## Task details
Hunt for the word "record" across the entries below, copying each line that holds it.

--- Listed entries ---

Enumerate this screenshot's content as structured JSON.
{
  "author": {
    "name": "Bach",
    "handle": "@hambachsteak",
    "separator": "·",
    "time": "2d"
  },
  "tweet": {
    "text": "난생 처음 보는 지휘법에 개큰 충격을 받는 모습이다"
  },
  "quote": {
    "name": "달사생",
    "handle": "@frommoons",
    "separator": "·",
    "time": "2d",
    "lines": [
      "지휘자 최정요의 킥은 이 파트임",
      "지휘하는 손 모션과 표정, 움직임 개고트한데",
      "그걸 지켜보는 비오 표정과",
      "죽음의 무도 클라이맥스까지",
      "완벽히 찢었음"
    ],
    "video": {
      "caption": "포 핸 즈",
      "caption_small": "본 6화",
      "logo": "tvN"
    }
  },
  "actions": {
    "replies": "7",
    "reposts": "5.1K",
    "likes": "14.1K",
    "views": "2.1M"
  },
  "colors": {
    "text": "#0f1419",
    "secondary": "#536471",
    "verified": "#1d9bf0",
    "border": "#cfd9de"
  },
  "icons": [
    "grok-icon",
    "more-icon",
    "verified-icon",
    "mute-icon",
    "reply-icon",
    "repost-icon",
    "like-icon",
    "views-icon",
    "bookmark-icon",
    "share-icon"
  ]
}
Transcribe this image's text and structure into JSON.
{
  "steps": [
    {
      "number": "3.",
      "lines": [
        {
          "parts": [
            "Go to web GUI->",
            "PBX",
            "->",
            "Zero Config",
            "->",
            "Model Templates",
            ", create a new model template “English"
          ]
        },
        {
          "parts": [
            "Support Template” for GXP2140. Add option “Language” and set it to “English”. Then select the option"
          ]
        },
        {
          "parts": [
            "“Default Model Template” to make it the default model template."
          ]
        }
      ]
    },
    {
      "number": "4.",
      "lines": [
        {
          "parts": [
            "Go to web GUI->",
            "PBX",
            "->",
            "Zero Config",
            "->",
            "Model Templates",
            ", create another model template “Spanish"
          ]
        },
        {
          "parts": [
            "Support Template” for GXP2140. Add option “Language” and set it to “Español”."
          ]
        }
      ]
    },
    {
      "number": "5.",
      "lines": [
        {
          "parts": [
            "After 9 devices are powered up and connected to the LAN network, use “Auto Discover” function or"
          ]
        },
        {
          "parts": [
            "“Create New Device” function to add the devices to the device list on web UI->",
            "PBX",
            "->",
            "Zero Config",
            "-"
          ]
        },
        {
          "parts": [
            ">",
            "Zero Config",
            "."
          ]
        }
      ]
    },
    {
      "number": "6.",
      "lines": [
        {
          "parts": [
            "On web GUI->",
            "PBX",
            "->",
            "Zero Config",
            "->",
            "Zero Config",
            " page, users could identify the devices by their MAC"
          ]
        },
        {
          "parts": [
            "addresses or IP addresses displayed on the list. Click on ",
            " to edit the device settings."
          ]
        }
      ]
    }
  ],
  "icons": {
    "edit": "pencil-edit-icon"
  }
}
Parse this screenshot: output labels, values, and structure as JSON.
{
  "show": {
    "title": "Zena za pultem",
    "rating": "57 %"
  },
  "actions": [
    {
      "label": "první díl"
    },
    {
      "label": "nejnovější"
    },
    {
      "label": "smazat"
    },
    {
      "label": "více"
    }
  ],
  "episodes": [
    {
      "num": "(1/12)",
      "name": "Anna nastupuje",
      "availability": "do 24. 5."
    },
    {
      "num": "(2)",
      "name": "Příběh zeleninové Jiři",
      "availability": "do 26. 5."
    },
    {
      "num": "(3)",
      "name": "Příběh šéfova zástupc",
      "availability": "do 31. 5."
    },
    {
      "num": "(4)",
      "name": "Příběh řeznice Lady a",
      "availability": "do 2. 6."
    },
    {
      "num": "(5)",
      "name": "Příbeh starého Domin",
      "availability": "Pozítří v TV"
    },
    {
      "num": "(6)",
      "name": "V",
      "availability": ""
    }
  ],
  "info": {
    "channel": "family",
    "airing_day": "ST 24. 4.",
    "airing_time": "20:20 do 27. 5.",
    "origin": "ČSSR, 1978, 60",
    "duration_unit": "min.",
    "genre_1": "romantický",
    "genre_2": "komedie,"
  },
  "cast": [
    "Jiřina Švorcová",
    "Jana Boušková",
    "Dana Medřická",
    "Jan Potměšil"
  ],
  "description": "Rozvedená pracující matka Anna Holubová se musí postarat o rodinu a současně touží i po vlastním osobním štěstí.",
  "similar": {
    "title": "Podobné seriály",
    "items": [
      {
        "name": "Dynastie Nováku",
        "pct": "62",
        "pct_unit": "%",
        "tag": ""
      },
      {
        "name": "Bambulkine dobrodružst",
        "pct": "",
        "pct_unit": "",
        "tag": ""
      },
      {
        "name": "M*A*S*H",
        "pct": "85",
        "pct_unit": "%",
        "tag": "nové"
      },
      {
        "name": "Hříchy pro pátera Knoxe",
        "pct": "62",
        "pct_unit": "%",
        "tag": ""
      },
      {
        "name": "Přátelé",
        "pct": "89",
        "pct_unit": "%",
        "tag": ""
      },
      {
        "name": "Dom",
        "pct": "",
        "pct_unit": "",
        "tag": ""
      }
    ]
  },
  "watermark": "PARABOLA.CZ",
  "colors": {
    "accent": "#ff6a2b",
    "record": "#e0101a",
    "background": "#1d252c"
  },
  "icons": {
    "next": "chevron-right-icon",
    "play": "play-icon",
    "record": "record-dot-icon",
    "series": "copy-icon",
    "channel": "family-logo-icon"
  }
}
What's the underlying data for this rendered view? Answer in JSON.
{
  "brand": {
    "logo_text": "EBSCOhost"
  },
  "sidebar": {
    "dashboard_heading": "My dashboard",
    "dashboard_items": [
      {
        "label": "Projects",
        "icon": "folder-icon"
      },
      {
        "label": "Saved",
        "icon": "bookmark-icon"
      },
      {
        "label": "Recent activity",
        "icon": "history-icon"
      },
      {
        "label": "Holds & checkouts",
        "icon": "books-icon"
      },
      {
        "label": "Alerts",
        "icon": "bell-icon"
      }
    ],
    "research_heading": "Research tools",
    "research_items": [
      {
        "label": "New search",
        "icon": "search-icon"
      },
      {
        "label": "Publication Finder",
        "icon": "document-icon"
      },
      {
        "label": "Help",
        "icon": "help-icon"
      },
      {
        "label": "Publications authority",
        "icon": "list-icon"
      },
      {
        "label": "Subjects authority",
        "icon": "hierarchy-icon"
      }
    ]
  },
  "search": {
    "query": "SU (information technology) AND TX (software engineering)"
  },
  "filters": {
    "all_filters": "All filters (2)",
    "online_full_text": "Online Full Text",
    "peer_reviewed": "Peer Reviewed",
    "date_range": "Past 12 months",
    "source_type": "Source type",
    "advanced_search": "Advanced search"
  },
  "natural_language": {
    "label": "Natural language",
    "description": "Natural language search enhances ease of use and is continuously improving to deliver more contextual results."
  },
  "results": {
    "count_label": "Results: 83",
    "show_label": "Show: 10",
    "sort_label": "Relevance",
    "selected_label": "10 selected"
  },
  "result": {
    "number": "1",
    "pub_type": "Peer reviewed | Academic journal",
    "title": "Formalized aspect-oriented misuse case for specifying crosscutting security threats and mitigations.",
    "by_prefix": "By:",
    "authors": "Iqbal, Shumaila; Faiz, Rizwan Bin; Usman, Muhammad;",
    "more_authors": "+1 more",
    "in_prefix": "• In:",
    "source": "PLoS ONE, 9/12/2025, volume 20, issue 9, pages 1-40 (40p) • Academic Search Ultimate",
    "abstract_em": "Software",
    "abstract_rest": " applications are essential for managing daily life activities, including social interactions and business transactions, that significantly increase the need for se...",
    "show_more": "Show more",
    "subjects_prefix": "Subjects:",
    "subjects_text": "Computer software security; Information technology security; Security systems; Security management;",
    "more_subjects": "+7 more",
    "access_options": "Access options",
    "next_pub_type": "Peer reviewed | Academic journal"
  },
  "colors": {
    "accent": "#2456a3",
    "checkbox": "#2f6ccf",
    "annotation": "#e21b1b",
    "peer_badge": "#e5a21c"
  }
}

---

## Exercise answer
    "record": "#e0101a",
    "record": "record-dot-icon",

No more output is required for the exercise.